[Begin]
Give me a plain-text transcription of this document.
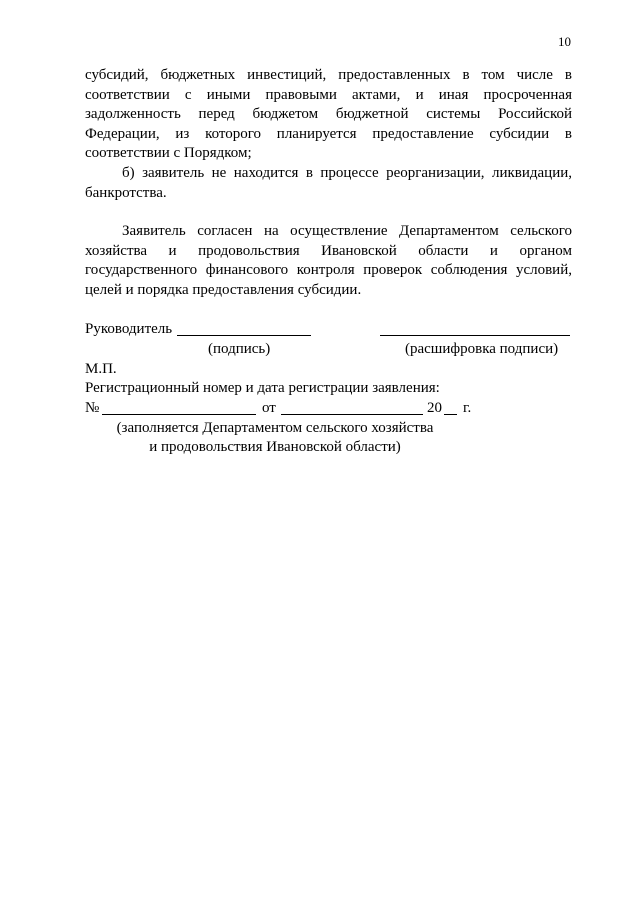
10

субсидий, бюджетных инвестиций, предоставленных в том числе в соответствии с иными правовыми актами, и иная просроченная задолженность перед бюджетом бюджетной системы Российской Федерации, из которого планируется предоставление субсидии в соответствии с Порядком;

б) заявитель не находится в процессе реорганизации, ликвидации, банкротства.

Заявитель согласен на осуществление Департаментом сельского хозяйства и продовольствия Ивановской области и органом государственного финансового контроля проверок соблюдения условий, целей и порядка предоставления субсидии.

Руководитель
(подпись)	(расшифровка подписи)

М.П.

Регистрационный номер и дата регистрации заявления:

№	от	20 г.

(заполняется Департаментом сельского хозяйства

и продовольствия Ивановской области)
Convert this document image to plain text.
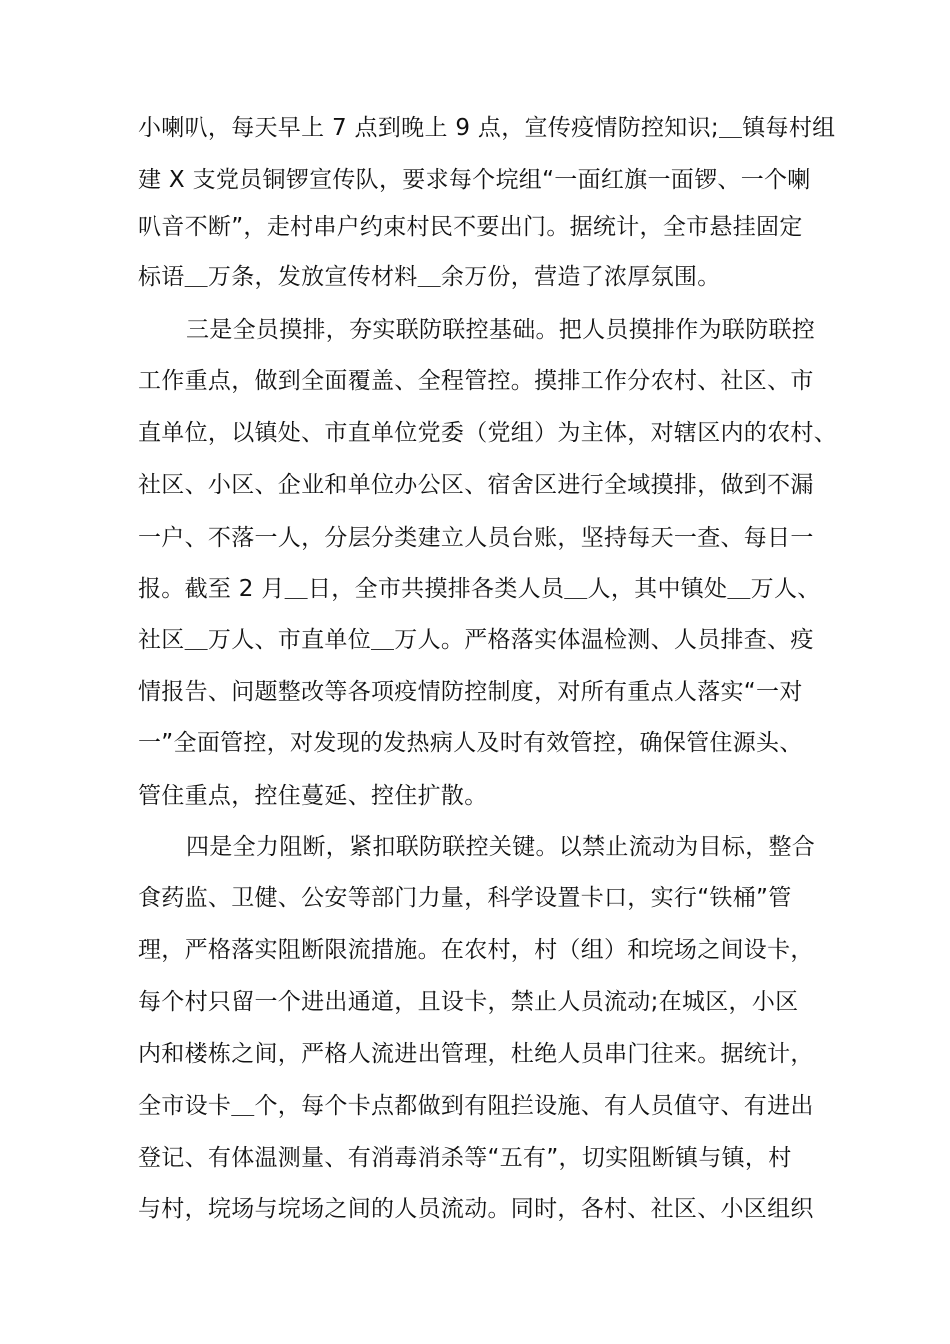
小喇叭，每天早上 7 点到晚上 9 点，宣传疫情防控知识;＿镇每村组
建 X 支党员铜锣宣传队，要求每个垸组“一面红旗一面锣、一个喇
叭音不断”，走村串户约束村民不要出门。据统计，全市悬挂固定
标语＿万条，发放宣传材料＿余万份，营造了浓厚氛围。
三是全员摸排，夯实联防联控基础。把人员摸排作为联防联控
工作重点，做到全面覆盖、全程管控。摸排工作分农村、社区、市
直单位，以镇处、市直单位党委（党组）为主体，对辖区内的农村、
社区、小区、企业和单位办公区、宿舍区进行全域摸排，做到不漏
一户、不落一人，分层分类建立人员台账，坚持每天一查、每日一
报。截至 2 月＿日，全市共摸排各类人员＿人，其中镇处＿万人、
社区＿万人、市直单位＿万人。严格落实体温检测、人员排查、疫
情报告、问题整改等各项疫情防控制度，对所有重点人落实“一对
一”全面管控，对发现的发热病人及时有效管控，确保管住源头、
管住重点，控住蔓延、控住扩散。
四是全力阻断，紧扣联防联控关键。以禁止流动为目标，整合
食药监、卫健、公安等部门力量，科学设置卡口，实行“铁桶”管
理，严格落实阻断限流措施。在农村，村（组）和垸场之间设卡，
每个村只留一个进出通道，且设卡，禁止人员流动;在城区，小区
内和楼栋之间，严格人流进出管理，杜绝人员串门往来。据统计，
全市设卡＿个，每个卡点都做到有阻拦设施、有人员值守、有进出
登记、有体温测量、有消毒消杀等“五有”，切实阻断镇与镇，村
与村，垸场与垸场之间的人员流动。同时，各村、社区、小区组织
[End]
[Begin]
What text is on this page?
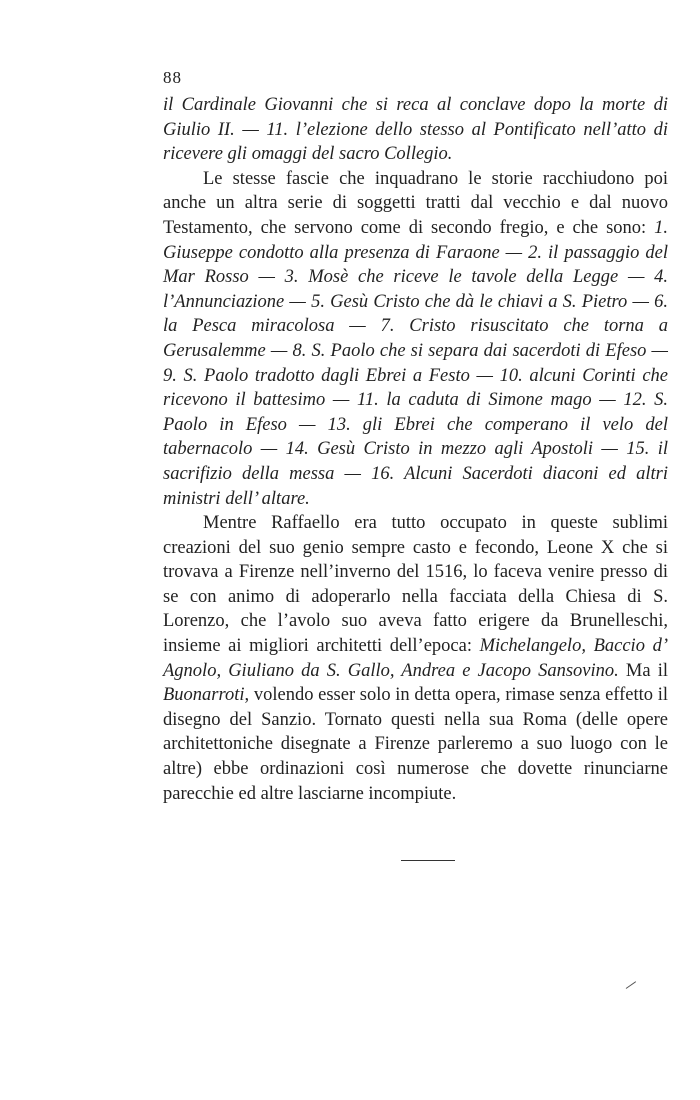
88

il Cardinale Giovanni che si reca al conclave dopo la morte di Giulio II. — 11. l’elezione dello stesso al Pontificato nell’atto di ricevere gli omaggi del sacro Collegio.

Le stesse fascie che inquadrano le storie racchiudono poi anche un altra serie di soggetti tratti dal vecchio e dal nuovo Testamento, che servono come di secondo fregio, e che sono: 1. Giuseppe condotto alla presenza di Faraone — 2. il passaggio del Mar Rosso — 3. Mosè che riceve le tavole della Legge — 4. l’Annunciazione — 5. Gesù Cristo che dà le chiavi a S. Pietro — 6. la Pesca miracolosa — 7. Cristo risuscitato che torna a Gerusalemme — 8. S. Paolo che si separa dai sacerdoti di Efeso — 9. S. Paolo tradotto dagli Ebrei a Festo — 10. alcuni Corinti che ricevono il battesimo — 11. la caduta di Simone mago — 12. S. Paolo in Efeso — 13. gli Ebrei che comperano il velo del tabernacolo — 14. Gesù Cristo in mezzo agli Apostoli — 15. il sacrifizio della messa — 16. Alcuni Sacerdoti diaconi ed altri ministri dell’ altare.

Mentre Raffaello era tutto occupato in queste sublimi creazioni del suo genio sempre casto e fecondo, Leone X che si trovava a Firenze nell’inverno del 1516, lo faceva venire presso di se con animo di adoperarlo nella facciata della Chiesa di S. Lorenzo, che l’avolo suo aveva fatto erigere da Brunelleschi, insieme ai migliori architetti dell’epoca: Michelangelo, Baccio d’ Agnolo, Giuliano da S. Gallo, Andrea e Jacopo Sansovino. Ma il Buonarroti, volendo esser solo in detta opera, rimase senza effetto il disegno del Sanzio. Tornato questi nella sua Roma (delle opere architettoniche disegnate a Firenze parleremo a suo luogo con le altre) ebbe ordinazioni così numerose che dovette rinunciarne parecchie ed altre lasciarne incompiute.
[End]
WRITTEN INSTRUCTION
Of the lines above, how many contain the word "продовольствия"? Provide the number and nothing else.

ANSWER TO THE TASK
2